• **Goal of the exercise**
Determine how many lines contain the string "sands" and reply with that number alone.

• **Data supplied**

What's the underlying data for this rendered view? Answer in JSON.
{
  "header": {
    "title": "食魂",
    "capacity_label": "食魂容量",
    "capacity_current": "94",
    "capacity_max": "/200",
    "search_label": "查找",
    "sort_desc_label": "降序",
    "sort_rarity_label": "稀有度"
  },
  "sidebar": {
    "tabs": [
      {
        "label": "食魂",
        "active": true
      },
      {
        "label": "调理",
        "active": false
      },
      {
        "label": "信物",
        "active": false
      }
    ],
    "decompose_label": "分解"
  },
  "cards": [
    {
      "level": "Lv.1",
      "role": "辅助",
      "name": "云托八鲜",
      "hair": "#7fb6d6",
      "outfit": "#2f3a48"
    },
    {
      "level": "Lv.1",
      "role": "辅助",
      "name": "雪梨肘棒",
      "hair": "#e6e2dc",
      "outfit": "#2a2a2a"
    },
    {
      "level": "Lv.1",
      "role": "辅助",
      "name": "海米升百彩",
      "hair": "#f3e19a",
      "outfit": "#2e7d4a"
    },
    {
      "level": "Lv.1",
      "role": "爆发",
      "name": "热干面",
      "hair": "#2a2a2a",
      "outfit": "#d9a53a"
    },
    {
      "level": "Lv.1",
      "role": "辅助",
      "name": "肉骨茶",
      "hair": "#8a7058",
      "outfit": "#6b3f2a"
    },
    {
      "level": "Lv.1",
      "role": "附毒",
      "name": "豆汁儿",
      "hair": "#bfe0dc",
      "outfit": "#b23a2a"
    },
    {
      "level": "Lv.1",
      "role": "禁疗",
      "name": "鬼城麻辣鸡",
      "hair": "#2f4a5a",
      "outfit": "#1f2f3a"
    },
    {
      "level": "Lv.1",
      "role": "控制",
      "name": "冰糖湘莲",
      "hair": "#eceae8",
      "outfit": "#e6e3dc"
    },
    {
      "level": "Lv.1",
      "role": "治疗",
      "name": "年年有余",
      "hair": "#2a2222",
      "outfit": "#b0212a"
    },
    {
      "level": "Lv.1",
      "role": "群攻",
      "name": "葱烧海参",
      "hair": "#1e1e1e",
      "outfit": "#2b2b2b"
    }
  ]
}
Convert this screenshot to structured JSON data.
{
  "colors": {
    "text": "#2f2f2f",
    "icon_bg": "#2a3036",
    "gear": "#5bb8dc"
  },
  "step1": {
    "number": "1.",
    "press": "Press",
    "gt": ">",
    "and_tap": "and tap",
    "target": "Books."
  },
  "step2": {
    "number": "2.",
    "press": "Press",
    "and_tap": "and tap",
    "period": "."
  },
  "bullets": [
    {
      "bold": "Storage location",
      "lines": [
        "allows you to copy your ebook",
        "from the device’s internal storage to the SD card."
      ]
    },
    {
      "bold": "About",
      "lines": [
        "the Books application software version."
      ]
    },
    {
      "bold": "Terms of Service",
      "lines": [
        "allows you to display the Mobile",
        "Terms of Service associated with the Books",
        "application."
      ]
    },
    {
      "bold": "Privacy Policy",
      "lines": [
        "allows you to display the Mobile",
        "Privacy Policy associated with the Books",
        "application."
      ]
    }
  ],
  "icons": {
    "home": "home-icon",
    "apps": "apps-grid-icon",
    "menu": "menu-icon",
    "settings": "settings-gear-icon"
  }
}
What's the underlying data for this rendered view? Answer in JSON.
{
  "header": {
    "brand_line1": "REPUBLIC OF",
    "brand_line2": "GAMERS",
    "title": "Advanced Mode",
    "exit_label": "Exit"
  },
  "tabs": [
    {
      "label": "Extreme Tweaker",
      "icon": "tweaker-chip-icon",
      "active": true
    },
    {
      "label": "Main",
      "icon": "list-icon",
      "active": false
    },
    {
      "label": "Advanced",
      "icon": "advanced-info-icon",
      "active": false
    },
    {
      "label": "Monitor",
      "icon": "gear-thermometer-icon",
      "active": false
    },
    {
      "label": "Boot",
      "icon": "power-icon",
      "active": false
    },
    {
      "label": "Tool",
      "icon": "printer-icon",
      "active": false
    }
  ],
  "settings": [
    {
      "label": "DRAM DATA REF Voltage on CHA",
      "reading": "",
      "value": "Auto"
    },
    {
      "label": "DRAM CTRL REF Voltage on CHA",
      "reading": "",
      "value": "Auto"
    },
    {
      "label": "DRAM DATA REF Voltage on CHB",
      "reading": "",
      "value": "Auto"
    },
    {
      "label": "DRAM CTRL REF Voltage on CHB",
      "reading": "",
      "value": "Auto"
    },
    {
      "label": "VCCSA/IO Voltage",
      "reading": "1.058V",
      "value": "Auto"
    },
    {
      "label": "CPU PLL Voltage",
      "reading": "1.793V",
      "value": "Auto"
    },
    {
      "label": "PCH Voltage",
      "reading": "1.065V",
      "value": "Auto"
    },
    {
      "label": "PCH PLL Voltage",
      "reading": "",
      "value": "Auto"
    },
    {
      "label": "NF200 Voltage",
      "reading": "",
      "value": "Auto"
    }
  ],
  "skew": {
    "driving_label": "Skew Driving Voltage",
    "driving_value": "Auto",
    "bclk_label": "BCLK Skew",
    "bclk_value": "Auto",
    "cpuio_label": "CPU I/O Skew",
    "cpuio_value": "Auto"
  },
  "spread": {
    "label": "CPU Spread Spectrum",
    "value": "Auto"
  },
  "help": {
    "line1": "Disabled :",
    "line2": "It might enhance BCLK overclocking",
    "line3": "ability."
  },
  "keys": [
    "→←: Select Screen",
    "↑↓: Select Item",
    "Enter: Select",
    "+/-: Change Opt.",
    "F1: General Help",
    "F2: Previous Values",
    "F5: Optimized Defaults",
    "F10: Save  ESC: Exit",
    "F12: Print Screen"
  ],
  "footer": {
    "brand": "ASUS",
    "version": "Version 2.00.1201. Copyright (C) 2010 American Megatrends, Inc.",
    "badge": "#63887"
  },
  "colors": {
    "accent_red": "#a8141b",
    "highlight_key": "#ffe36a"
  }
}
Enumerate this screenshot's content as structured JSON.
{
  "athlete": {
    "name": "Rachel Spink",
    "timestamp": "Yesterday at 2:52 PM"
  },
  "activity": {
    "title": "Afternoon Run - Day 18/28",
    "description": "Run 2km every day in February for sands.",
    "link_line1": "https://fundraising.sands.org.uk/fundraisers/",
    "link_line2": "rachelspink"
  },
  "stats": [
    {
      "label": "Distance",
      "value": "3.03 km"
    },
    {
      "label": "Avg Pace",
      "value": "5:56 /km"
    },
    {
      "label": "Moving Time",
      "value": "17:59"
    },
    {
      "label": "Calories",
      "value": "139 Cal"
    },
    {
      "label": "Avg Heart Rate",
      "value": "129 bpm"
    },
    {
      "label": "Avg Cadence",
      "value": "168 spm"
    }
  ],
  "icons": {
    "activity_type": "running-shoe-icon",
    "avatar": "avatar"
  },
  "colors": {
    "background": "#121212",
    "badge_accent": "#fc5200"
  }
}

• **Result for this exercise**
2